| Задания |
1 – Перечислите все слова и выражения, которые в отрывке о театре взяты в кавычки-«ёлочки».
2 – О каком направлении, согласно отрывку о театре, речь идёт в любом случае, как бы ни обозначали новое время?
3 – Пожалуйста, продолжите отрывок о театре со следующего предложения после последнего.

| Исходный отрывок |
• • •

Согласно исследовательской логике перемены охарактеризованы как категорические и связаны не только и не столько с языком, сколько, в первую очередь, со сценическим мировоззрением. Что, несо-
мненно, определяло такой и именно такой «репертуарный выбор». Но новый взгляд на нового героя новым языком «декларировал» все-таки выходивший на сцену актер. В связи с этим нельзя пропустить явственный петербургский акцент, который ставит московский историк, проводя границу нового театрального времени. «Напрочь лишенный сердобольности» - это, несомненно, про сценическую трактовку и именно петербургскую; в Москве отмечен более традиционный подход, близкий к сентимента-листской «коцебятине». Однако в любом случае -обозначают ли новое время шиллеровской трагедией или современной мелодрамой, сближают ли с предшественниками или настаивают на принципиальном разрыве - речь, очевидно, идет о романтизме.

• • •

| Записи набора данных |
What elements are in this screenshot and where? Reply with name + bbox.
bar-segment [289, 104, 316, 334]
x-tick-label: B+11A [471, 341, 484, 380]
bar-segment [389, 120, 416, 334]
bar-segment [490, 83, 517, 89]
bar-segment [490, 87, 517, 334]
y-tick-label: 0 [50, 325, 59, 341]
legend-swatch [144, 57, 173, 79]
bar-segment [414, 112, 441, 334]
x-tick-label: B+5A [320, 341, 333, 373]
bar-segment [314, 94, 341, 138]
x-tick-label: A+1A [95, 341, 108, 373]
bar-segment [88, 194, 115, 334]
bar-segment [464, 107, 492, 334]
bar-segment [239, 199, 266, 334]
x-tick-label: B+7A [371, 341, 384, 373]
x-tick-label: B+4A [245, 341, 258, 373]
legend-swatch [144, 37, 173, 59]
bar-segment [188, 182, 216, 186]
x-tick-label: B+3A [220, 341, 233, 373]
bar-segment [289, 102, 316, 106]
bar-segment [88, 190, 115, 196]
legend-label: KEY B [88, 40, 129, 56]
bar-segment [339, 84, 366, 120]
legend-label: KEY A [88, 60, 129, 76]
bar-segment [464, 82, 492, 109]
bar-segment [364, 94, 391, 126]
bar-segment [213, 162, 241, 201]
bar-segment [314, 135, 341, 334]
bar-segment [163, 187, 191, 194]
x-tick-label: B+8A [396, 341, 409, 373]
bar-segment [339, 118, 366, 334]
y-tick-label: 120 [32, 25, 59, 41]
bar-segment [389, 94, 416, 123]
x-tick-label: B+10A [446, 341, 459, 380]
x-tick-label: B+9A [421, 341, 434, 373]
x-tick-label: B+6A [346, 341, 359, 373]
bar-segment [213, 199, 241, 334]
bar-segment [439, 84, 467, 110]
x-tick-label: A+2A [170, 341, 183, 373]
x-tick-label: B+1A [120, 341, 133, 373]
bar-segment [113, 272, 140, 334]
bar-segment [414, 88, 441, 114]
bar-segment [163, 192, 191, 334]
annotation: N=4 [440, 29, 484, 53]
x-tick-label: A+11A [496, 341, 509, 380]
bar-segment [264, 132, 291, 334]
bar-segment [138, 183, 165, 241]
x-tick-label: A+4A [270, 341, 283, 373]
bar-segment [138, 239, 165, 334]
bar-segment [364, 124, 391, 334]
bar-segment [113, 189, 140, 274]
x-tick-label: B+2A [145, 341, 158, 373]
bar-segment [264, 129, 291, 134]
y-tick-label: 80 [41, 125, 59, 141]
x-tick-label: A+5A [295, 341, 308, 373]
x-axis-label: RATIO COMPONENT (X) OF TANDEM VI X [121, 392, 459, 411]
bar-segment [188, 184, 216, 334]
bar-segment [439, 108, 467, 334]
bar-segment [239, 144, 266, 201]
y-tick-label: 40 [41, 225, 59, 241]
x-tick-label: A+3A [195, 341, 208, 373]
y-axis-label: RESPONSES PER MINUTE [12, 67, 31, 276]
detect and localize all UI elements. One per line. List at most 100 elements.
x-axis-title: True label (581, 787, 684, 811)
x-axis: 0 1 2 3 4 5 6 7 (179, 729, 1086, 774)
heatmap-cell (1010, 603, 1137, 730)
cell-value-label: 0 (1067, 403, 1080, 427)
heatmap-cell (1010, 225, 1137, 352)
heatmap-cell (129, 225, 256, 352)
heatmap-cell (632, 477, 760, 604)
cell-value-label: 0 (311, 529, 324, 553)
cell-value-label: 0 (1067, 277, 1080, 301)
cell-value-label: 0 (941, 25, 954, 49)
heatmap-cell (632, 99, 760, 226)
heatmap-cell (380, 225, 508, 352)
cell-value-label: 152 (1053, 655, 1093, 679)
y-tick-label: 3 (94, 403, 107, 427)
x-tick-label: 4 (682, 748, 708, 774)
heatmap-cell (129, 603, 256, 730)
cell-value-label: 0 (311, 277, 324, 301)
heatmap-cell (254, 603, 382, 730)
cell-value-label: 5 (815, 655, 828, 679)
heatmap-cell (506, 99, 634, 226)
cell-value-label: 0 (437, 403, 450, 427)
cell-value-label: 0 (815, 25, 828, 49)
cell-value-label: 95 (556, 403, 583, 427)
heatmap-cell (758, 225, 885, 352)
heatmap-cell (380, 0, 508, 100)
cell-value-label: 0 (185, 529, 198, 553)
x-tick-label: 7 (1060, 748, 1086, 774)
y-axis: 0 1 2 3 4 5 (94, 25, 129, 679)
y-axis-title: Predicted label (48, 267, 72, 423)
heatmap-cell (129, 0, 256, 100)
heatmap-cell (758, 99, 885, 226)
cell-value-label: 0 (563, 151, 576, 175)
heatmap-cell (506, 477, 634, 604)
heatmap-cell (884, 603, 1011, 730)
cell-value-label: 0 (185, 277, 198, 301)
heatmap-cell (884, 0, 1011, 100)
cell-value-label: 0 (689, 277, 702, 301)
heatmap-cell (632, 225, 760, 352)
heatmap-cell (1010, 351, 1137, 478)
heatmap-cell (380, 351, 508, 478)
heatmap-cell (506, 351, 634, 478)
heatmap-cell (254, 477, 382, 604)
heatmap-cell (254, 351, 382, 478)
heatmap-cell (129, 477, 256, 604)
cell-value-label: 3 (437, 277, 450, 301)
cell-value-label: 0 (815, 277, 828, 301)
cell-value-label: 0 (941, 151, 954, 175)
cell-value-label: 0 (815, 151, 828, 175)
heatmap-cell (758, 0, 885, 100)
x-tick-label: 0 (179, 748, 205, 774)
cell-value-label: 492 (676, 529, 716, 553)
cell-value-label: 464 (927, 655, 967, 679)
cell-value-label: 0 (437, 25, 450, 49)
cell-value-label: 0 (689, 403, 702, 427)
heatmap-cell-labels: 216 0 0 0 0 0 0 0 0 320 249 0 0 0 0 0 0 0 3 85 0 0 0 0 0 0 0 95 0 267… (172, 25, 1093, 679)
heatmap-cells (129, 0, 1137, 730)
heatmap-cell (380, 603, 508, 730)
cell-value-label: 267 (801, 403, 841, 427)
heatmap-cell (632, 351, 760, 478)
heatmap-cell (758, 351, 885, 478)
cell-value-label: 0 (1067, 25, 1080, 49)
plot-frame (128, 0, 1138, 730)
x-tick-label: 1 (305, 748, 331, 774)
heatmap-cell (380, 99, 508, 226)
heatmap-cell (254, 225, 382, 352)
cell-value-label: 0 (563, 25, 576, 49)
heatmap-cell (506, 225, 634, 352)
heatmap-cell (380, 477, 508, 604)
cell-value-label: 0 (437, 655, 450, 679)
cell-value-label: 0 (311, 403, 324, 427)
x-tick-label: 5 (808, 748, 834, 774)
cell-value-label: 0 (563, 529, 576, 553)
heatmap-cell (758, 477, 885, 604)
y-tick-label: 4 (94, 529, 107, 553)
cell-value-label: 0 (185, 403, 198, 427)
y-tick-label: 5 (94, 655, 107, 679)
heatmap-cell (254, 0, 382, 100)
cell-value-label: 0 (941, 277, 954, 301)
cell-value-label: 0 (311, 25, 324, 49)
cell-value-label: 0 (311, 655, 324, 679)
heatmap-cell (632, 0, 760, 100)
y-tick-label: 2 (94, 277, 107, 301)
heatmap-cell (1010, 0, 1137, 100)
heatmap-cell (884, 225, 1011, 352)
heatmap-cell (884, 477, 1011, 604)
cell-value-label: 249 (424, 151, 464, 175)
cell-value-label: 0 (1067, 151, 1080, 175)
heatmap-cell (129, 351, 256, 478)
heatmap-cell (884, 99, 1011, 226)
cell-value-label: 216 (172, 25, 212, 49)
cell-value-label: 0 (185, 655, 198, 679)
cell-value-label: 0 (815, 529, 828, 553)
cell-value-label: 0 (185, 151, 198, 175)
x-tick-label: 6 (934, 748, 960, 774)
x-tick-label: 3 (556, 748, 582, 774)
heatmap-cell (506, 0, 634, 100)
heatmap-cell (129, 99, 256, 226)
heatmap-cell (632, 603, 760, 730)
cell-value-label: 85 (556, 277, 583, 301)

• • •

| Итоговые ответы |
1 –
«репертуарный выбор»
«декларировал»
«Напрочь лишенный сердобольности»
«коцебятине»

2 – О романтизме.

3 –
Попытки хронологически точно определить начало романтической эпохи (Романтизм, по утверждению авторитетнейшего Н. Я. Берковского, очевидно и именно «эпоха культуры»: «Не приуроченный ни к одной из стран исключительно, завоевавший себе не одну только Европу, но и Америку, романтизм в конце концов оказался целой эпохой культуры, как это было до того и с Ренессансом, с классицизмом, с Просвещением» [1, с. 5].) не раз иронически комментировались: «эпоха», действительно, слишком сложное и многостороннее явление, чтобы ее начало и конец можно было привязывать к календарным датам. Но ведь, с другой стороны, ни в XIX в., ни сейчас кто-либо не подвергает сомнению факт, что в политической и общественной истории России переход от прежнего времени к тому, о котором идет речь, называют ли его «николаевским» или как-то иначе, занял ровно семь месяцев: начался несколькими часами бунта на Сенатской площади 14 декабря 1825 г. и «знаково» окончился в день, когда были повешены пять самых злостных заговорщиков против царя и отечества, - 13 июля 1826 г.
Вполне вероятно, что эпохи в культуре, в общественном сознании и в искусстве таких жестких границ все-таки не имеют. Романтизма это касается не в последнюю очередь: он действительно очень сложное явление. Не случайно до сей поры дискуссии о его сущности и, соответственно, исторических параметрах не прекращаются. Даже сама постановка проблемы осложняется, как минимум, тремя факторами. Во-первых, это различные сроки и темпы развития романтического искусства в разных странах Европы, включая Россию: Байрон в Англии был все-таки раньше, чем Гюго во Франции. Во-вторых, это реальная специфика самих искусств, так или иначе влияющая на восприимчивость каждого из них к романтизму: понятие «романтическая архитектура» вряд ли сопоставимо с романтической музыкой. Наконец, в-третьих, это почти общепризнанное явление «преромантизма»: в русской изящной словесности литературоведы со времен Ал-ра Н. Веселовского [4] достаточно уверенно характери-
зуют таким образом поэзию Жуковского или «южные поэмы» Пушкина.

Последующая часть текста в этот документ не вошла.